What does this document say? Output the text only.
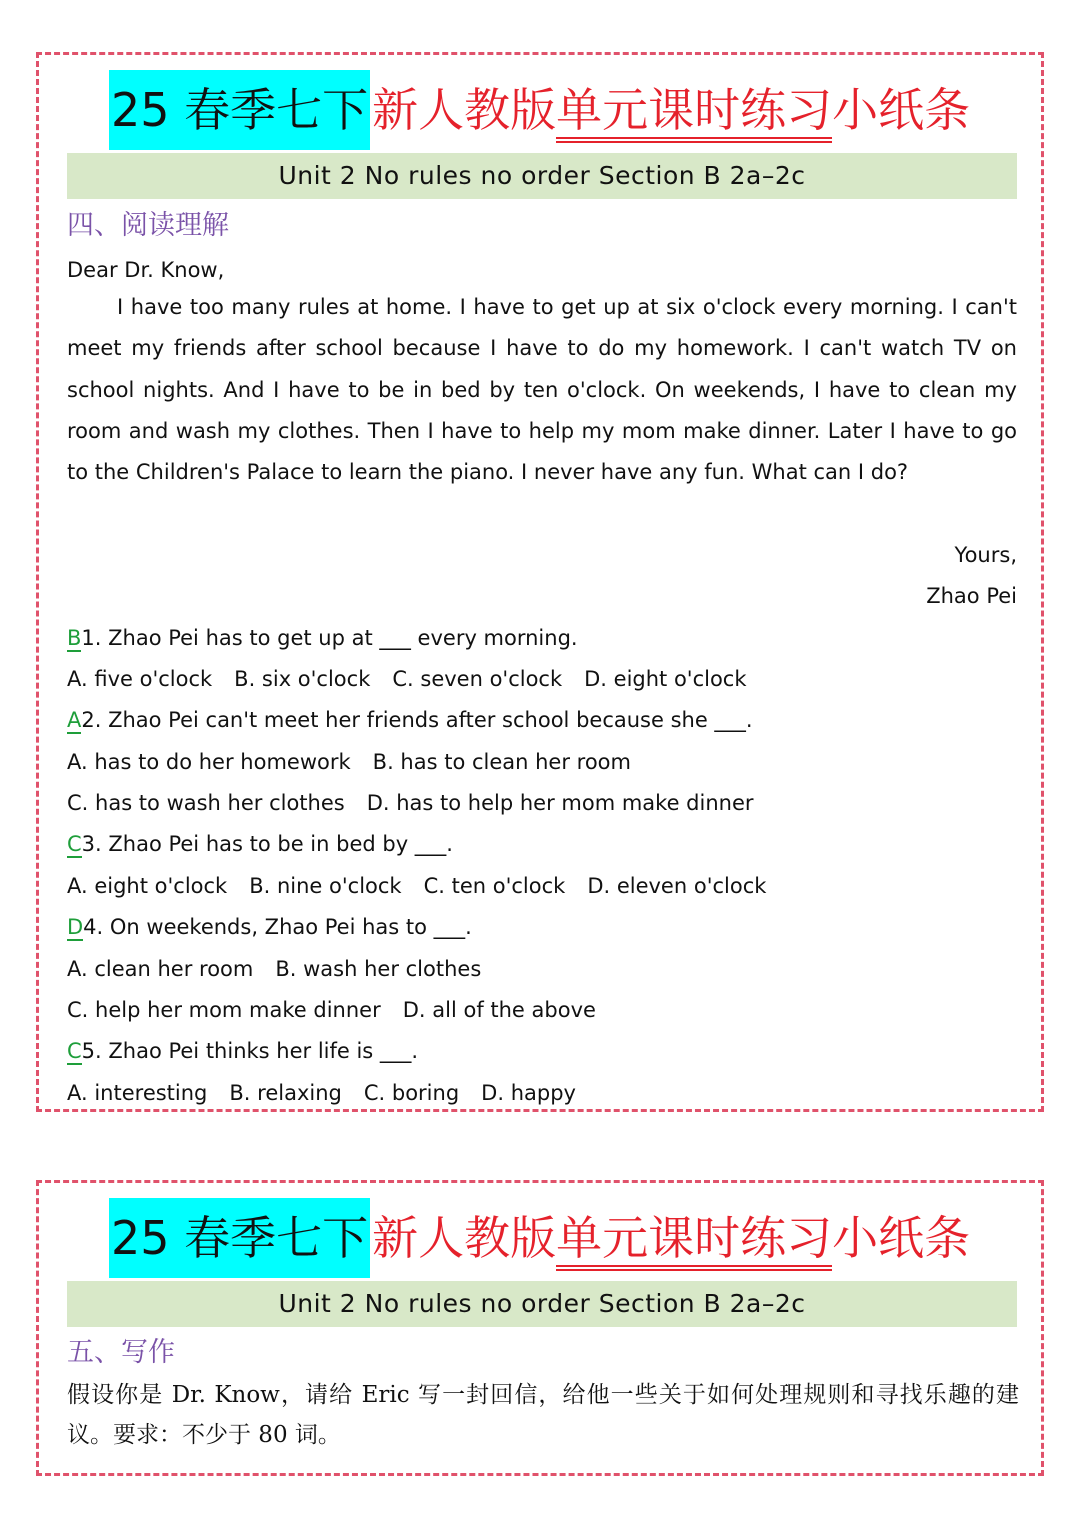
25 春季七下 新人教版单元课时练习小纸条
Unit 2 No rules no order Section B 2a–2c
四、阅读理解
Dear Dr. Know,
I have too many rules at home. I have to get up at six o'clock every morning. I can't meet my friends after school because I have to do my homework. I can't watch TV on school nights. And I have to be in bed by ten o'clock. On weekends, I have to clean my room and wash my clothes. Then I have to help my mom make dinner. Later I have to go to the Children's Palace to learn the piano. I never have any fun. What can I do?
Yours,
Zhao Pei
B1. Zhao Pei has to get up at ___ every morning.
A. five o'clock B. six o'clock C. seven o'clock D. eight o'clock
A2. Zhao Pei can't meet her friends after school because she ___.
A. has to do her homework B. has to clean her room
C. has to wash her clothes D. has to help her mom make dinner
C3. Zhao Pei has to be in bed by ___.
A. eight o'clock B. nine o'clock C. ten o'clock D. eleven o'clock
D4. On weekends, Zhao Pei has to ___.
A. clean her room B. wash her clothes
C. help her mom make dinner D. all of the above
C5. Zhao Pei thinks her life is ___.
A. interesting B. relaxing C. boring D. happy
25 春季七下 新人教版单元课时练习小纸条
Unit 2 No rules no order Section B 2a–2c
五、写作
假设你是 Dr. Know，请给 Eric 写一封回信，给他一些关于如何处理规则和寻找乐趣的建议。要求：不少于 80 词。
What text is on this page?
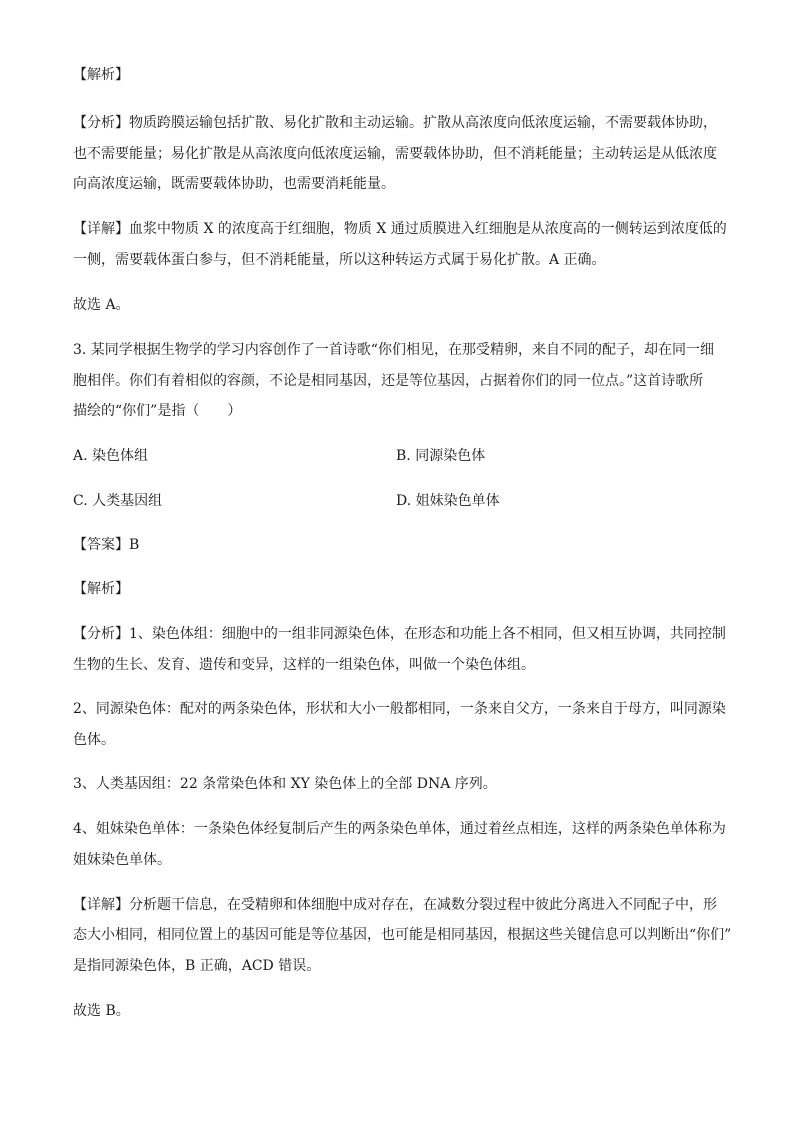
【解析】
【分析】物质跨膜运输包括扩散、易化扩散和主动运输。扩散从高浓度向低浓度运输，不需要载体协助，
也不需要能量；易化扩散是从高浓度向低浓度运输，需要载体协助，但不消耗能量；主动转运是从低浓度
向高浓度运输，既需要载体协助，也需要消耗能量。
【详解】血浆中物质 X 的浓度高于红细胞，物质 X 通过质膜进入红细胞是从浓度高的一侧转运到浓度低的
一侧，需要载体蛋白参与，但不消耗能量，所以这种转运方式属于易化扩散。A 正确。
故选 A。
3. 某同学根据生物学的学习内容创作了一首诗歌“你们相见，在那受精卵，来自不同的配子，却在同一细
胞相伴。你们有着相似的容颜，不论是相同基因，还是等位基因，占据着你们的同一位点。”这首诗歌所
描绘的“你们”是指（　　）
A. 染色体组	B. 同源染色体
C. 人类基因组	D. 姐妹染色单体
【答案】B
【解析】
【分析】1、染色体组：细胞中的一组非同源染色体，在形态和功能上各不相同，但又相互协调，共同控制
生物的生长、发育、遗传和变异，这样的一组染色体，叫做一个染色体组。
2、同源染色体：配对的两条染色体，形状和大小一般都相同，一条来自父方，一条来自于母方，叫同源染
色体。
3、人类基因组：22 条常染色体和 XY 染色体上的全部 DNA 序列。
4、姐妹染色单体：一条染色体经复制后产生的两条染色单体，通过着丝点相连，这样的两条染色单体称为
姐妹染色单体。
【详解】分析题干信息，在受精卵和体细胞中成对存在，在减数分裂过程中彼此分离进入不同配子中，形
态大小相同，相同位置上的基因可能是等位基因，也可能是相同基因，根据这些关键信息可以判断出“你们”
是指同源染色体，B 正确，ACD 错误。
故选 B。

◇ ◇ ◇ ◇

- [Given task]: Leave out every picture and copy the rest of the records exactly.

- [Correct output]:
What does this document say? Output the text only.
25 春季七下 新人教版单元课时练习小纸条
Unit 2 No rules no order Section B 2a–2c
四、阅读理解
Dear Dr. Know,
I have too many rules at home. I have to get up at six o'clock every morning. I can't meet my friends after school because I have to do my homework. I can't watch TV on school nights. And I have to be in bed by ten o'clock. On weekends, I have to clean my room and wash my clothes. Then I have to help my mom make dinner. Later I have to go to the Children's Palace to learn the piano. I never have any fun. What can I do?
Yours,
Zhao Pei
B1. Zhao Pei has to get up at ___ every morning.
A. five o'clock B. six o'clock C. seven o'clock D. eight o'clock
A2. Zhao Pei can't meet her friends after school because she ___.
A. has to do her homework B. has to clean her room
C. has to wash her clothes D. has to help her mom make dinner
C3. Zhao Pei has to be in bed by ___.
A. eight o'clock B. nine o'clock C. ten o'clock D. eleven o'clock
D4. On weekends, Zhao Pei has to ___.
A. clean her room B. wash her clothes
C. help her mom make dinner D. all of the above
C5. Zhao Pei thinks her life is ___.
A. interesting B. relaxing C. boring D. happy
25 春季七下 新人教版单元课时练习小纸条
Unit 2 No rules no order Section B 2a–2c
五、写作
假设你是 Dr. Know，请给 Eric 写一封回信，给他一些关于如何处理规则和寻找乐趣的建议。要求：不少于 80 词。
What text is on this page?
【解析】
【分析】物质跨膜运输包括扩散、易化扩散和主动运输。扩散从高浓度向低浓度运输，不需要载体协助，
也不需要能量；易化扩散是从高浓度向低浓度运输，需要载体协助，但不消耗能量；主动转运是从低浓度
向高浓度运输，既需要载体协助，也需要消耗能量。
【详解】血浆中物质 X 的浓度高于红细胞，物质 X 通过质膜进入红细胞是从浓度高的一侧转运到浓度低的
一侧，需要载体蛋白参与，但不消耗能量，所以这种转运方式属于易化扩散。A 正确。
故选 A。
3. 某同学根据生物学的学习内容创作了一首诗歌“你们相见，在那受精卵，来自不同的配子，却在同一细
胞相伴。你们有着相似的容颜，不论是相同基因，还是等位基因，占据着你们的同一位点。”这首诗歌所
描绘的“你们”是指（　　）
A. 染色体组	B. 同源染色体
C. 人类基因组	D. 姐妹染色单体
【答案】B
【解析】
【分析】1、染色体组：细胞中的一组非同源染色体，在形态和功能上各不相同，但又相互协调，共同控制
生物的生长、发育、遗传和变异，这样的一组染色体，叫做一个染色体组。
2、同源染色体：配对的两条染色体，形状和大小一般都相同，一条来自父方，一条来自于母方，叫同源染
色体。
3、人类基因组：22 条常染色体和 XY 染色体上的全部 DNA 序列。
4、姐妹染色单体：一条染色体经复制后产生的两条染色单体，通过着丝点相连，这样的两条染色单体称为
姐妹染色单体。
【详解】分析题干信息，在受精卵和体细胞中成对存在，在减数分裂过程中彼此分离进入不同配子中，形
态大小相同，相同位置上的基因可能是等位基因，也可能是相同基因，根据这些关键信息可以判断出“你们”
是指同源染色体，B 正确，ACD 错误。
故选 B。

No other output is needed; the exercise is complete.